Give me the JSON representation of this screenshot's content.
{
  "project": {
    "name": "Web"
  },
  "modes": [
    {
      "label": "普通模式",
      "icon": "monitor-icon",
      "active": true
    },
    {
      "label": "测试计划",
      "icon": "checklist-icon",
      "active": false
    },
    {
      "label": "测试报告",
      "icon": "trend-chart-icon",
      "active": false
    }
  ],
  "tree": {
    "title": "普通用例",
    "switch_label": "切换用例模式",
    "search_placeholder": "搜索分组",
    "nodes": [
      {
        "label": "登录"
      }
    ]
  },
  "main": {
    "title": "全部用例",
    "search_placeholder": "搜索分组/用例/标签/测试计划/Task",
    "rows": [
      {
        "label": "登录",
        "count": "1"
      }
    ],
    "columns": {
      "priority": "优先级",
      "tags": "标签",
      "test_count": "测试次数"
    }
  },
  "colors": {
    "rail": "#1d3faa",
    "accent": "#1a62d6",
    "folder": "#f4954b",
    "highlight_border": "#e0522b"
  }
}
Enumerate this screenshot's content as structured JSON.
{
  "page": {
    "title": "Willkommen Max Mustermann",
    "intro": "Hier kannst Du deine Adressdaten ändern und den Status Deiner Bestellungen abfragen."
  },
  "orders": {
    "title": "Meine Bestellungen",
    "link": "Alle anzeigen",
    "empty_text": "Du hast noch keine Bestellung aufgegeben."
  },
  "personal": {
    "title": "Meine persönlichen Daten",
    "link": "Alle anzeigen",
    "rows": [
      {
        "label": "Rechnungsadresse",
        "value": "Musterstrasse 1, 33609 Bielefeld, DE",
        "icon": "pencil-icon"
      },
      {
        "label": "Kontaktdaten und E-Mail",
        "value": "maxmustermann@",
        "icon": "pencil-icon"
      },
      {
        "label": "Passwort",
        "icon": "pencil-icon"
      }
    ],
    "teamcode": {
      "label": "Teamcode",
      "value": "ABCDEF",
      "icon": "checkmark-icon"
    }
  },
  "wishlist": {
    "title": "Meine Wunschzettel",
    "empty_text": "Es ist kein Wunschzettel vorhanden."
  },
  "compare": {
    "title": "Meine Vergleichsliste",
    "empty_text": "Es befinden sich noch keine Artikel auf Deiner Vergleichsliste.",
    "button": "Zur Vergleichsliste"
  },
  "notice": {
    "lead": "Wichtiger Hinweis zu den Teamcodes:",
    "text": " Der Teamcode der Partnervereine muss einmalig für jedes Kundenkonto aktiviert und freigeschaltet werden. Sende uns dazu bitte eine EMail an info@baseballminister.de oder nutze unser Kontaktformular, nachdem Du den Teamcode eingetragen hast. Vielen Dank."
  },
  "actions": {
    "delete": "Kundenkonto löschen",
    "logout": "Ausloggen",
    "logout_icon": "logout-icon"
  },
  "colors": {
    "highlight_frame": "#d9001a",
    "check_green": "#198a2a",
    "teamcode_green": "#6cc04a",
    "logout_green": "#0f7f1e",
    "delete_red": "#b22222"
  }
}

· · · · ·

§ STATED GOAL
Search the entries for the word "Bestellungen" and pick out every line that holds it.

§ REPLY
    "intro": "Hier kannst Du deine Adressdaten ändern und den Status Deiner Bestellungen abfragen."
    "title": "Meine Bestellungen",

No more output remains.